Begin DATASET CONTENT
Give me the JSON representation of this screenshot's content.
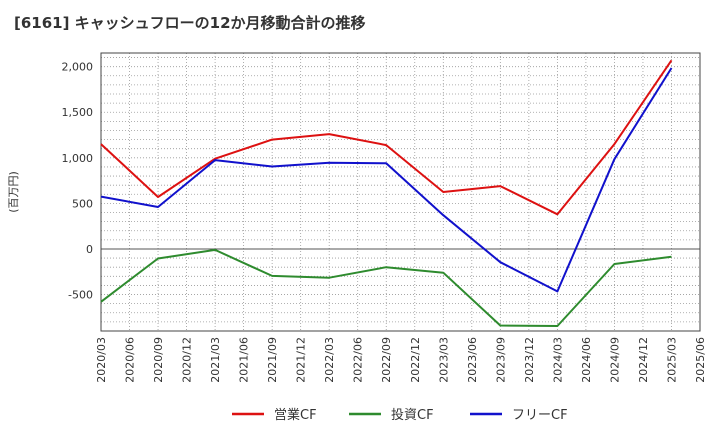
{
  "page_title": "[6161]  キャッシュフローの12か月移動合計の推移",
  "colors": {
    "operating": "#dd1111",
    "investing": "#2e8b2e",
    "free": "#1111cc",
    "grid": "#999999",
    "zero": "#555555",
    "axis_text": "#333333"
  },
  "chart_data": {
    "type": "line",
    "title": "[6161]  キャッシュフローの12か月移動合計の推移",
    "ylabel": "(百万円)",
    "xlabel": "",
    "ylim": [
      -900,
      2150
    ],
    "y_ticks": [
      2000,
      1500,
      1000,
      500,
      0,
      -500
    ],
    "y_tick_labels": [
      "2,000",
      "1,500",
      "1,000",
      "500",
      "0",
      "-500"
    ],
    "categories": [
      "2020/03",
      "2020/06",
      "2020/09",
      "2020/12",
      "2021/03",
      "2021/06",
      "2021/09",
      "2021/12",
      "2022/03",
      "2022/06",
      "2022/09",
      "2022/12",
      "2023/03",
      "2023/06",
      "2023/09",
      "2023/12",
      "2024/03",
      "2024/06",
      "2024/09",
      "2024/12",
      "2025/03",
      "2025/06"
    ],
    "grid": true,
    "legend_position": "bottom",
    "series": [
      {
        "name": "営業CF",
        "color_key": "operating",
        "points": [
          [
            "2020/03",
            1150
          ],
          [
            "2020/09",
            570
          ],
          [
            "2021/03",
            990
          ],
          [
            "2021/09",
            1200
          ],
          [
            "2022/03",
            1260
          ],
          [
            "2022/09",
            1140
          ],
          [
            "2023/03",
            625
          ],
          [
            "2023/09",
            690
          ],
          [
            "2024/03",
            380
          ],
          [
            "2024/09",
            1150
          ],
          [
            "2025/03",
            2070
          ]
        ]
      },
      {
        "name": "投資CF",
        "color_key": "investing",
        "points": [
          [
            "2020/03",
            -580
          ],
          [
            "2020/09",
            -105
          ],
          [
            "2021/03",
            -10
          ],
          [
            "2021/09",
            -295
          ],
          [
            "2022/03",
            -315
          ],
          [
            "2022/09",
            -200
          ],
          [
            "2023/03",
            -260
          ],
          [
            "2023/09",
            -840
          ],
          [
            "2024/03",
            -845
          ],
          [
            "2024/09",
            -165
          ],
          [
            "2025/03",
            -85
          ]
        ]
      },
      {
        "name": "フリーCF",
        "color_key": "free",
        "points": [
          [
            "2020/03",
            575
          ],
          [
            "2020/09",
            460
          ],
          [
            "2021/03",
            975
          ],
          [
            "2021/09",
            905
          ],
          [
            "2022/03",
            945
          ],
          [
            "2022/09",
            940
          ],
          [
            "2023/03",
            370
          ],
          [
            "2023/09",
            -145
          ],
          [
            "2024/03",
            -465
          ],
          [
            "2024/09",
            985
          ],
          [
            "2025/03",
            1985
          ]
        ]
      }
    ]
  }
}
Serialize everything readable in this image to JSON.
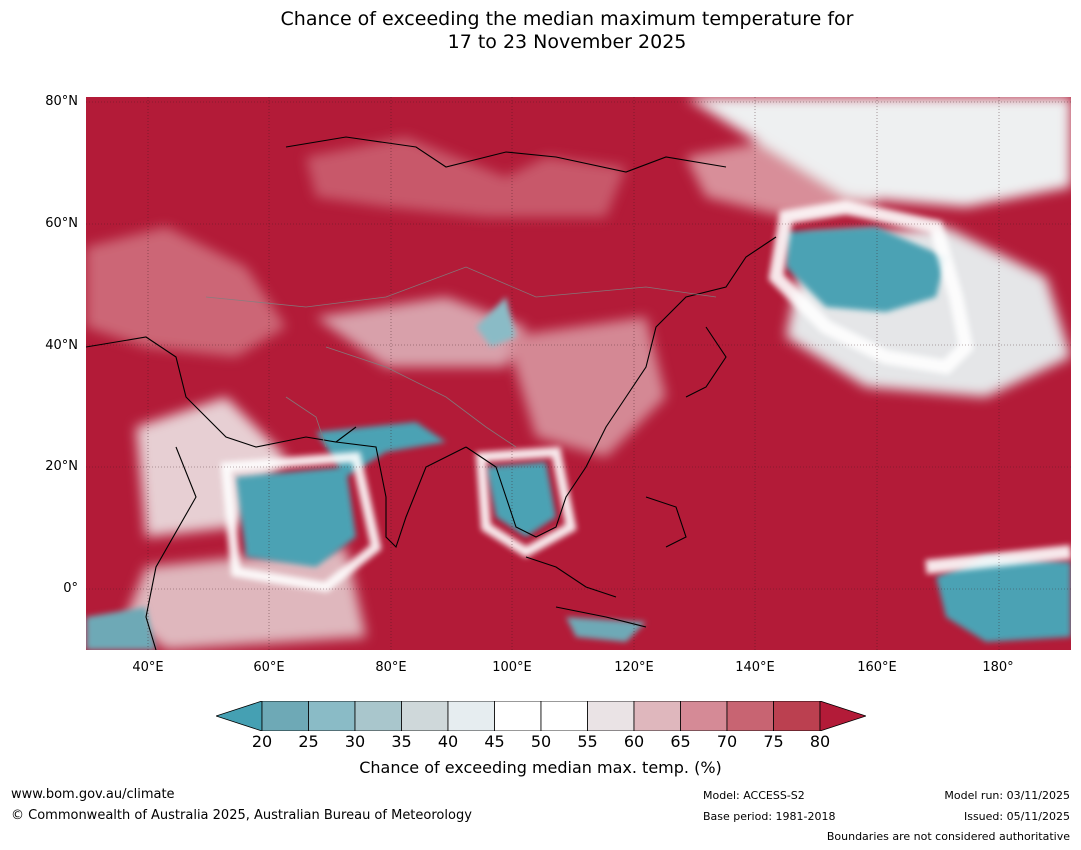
{
  "title": {
    "line1": "Chance of exceeding the median maximum temperature for",
    "line2": "17 to 23 November 2025"
  },
  "map": {
    "lat_labels": [
      "80°N",
      "60°N",
      "40°N",
      "20°N",
      "0°"
    ],
    "lon_labels": [
      "40°E",
      "60°E",
      "80°E",
      "100°E",
      "120°E",
      "140°E",
      "160°E",
      "180°"
    ],
    "regions": {
      "india_below_median": "India / Bay of Bengal area — low chance (~20-35%)",
      "arabian_sea_below_median": "Arabian Sea — low chance",
      "indochina_below_median": "Indochina — low chance",
      "kamchatka_below_median": "Sea of Okhotsk / Kamchatka — low chance",
      "central_pacific_below_median": "Equatorial central Pacific — low chance"
    }
  },
  "colorbar": {
    "ticks": [
      "20",
      "25",
      "30",
      "35",
      "40",
      "45",
      "50",
      "55",
      "60",
      "65",
      "70",
      "75",
      "80"
    ],
    "label": "Chance of exceeding median max. temp. (%)",
    "colors": [
      "#45a0b3",
      "#6ea9b6",
      "#8abbc6",
      "#a9c6cc",
      "#cfd8da",
      "#e6edf0",
      "#ffffff",
      "#ffffff",
      "#eae3e5",
      "#dfb7bd",
      "#d58a96",
      "#c86472",
      "#bb4050",
      "#b31b38"
    ]
  },
  "footer": {
    "website": "www.bom.gov.au/climate",
    "copyright": "© Commonwealth of Australia 2025, Australian Bureau of Meteorology",
    "model": "Model: ACCESS-S2",
    "base_period": "Base period: 1981-2018",
    "model_run": "Model run: 03/11/2025",
    "issued": "Issued: 05/11/2025",
    "disclaimer": "Boundaries are not considered authoritative"
  }
}
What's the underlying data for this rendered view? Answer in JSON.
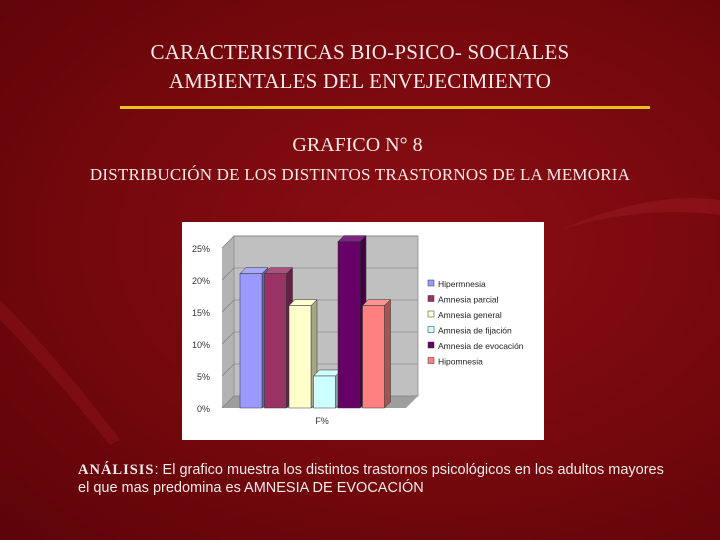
{
  "slide": {
    "title_line1": "CARACTERISTICAS BIO-PSICO- SOCIALES",
    "title_line2": "AMBIENTALES DEL ENVEJECIMIENTO",
    "subtitle": "GRAFICO N° 8",
    "heading": "DISTRIBUCIÓN DE LOS DISTINTOS TRASTORNOS DE LA MEMORIA",
    "analysis_label": "ANÁLISIS",
    "analysis_text": ": El grafico muestra los distintos trastornos psicológicos en los adultos mayores el que mas predomina es AMNESIA DE EVOCACIÓN"
  },
  "colors": {
    "background": "#74080d",
    "rule": "#e6c21a",
    "text": "#f4e9e9"
  },
  "chart_data": {
    "type": "bar",
    "categories": [
      "F%"
    ],
    "series": [
      {
        "name": "Hipermnesia",
        "values": [
          21
        ],
        "color": "#9999ff"
      },
      {
        "name": "Amnesia parcial",
        "values": [
          21
        ],
        "color": "#993366"
      },
      {
        "name": "Amnesia general",
        "values": [
          16
        ],
        "color": "#ffffcc"
      },
      {
        "name": "Amnesia de fijación",
        "values": [
          5
        ],
        "color": "#ccffff"
      },
      {
        "name": "Amnesia de evocación",
        "values": [
          26
        ],
        "color": "#660066"
      },
      {
        "name": "Hipomnesia",
        "values": [
          16
        ],
        "color": "#ff8080"
      }
    ],
    "yticks": [
      "0%",
      "5%",
      "10%",
      "15%",
      "20%",
      "25%"
    ],
    "ylim": [
      0,
      25
    ],
    "legend": "right",
    "three_d": true
  }
}
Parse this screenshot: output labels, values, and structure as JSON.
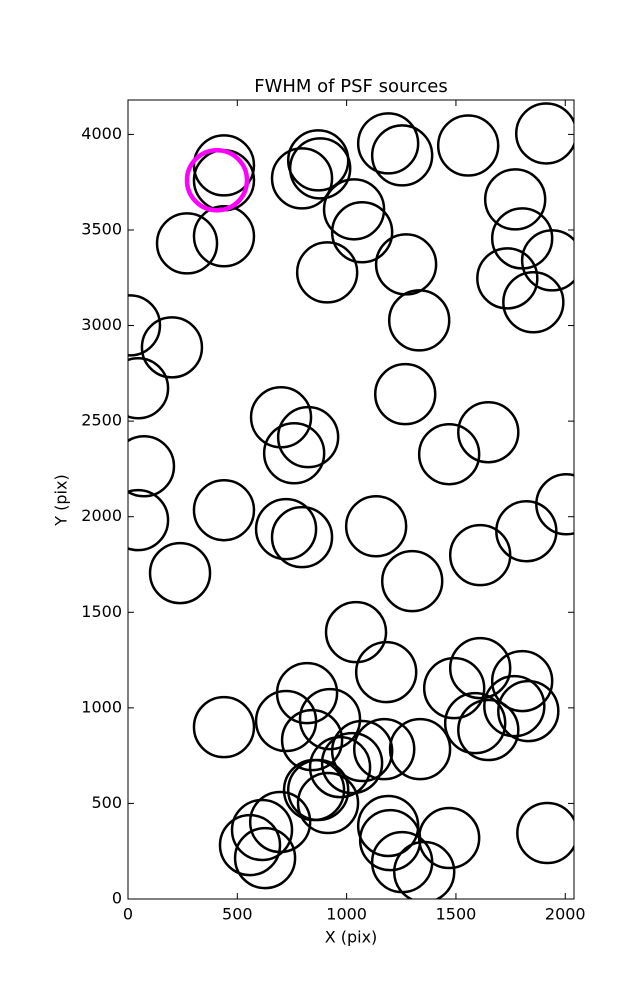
{
  "chart_data": {
    "type": "scatter",
    "title": "FWHM of PSF sources",
    "x_label": "X (pix)",
    "y_label": "Y (pix)",
    "x": [
      439,
      439,
      270,
      439,
      870,
      796,
      879,
      1190,
      1254,
      1556,
      1913,
      1034,
      1071,
      1771,
      1803,
      1940,
      1735,
      1854,
      911,
      1272,
      1332,
      9,
      201,
      46,
      1268,
      700,
      824,
      760,
      1648,
      1469,
      73,
      46,
      439,
      723,
      796,
      1135,
      2005,
      1822,
      1611,
      1300,
      238,
      1043,
      1181,
      1492,
      1611,
      1803,
      1767,
      1831,
      1588,
      1648,
      439,
      819,
      723,
      924,
      842,
      1071,
      1172,
      1336,
      970,
      1025,
      870,
      851,
      915,
      696,
      613,
      558,
      627,
      1190,
      1199,
      1254,
      1355,
      1469,
      1918
    ],
    "y": [
      3838,
      3760,
      3430,
      3467,
      3864,
      3770,
      3822,
      3953,
      3890,
      3942,
      4005,
      3608,
      3488,
      3660,
      3456,
      3341,
      3247,
      3122,
      3278,
      3320,
      3027,
      3001,
      2886,
      2672,
      2641,
      2520,
      2416,
      2332,
      2442,
      2327,
      2264,
      1982,
      2034,
      1935,
      1893,
      1950,
      2065,
      1924,
      1799,
      1663,
      1705,
      1396,
      1187,
      1103,
      1208,
      1140,
      1009,
      983,
      920,
      884,
      899,
      1077,
      931,
      941,
      831,
      774,
      784,
      784,
      690,
      711,
      570,
      570,
      502,
      403,
      361,
      282,
      214,
      382,
      308,
      193,
      141,
      319,
      345
    ],
    "color": "#000000",
    "highlight": {
      "x": 407,
      "y": 3760,
      "color": "#ff00ff"
    },
    "xlim": [
      0,
      2040
    ],
    "ylim": [
      0,
      4180
    ],
    "xticks": [
      0,
      500,
      1000,
      1500,
      2000
    ],
    "yticks": [
      0,
      500,
      1000,
      1500,
      2000,
      2500,
      3000,
      3500,
      4000
    ]
  }
}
End DATASET CONTENT
Which lines contain the word "operating"? Copy each one.

    "operating": "#dd1111",
        "color_key": "operating",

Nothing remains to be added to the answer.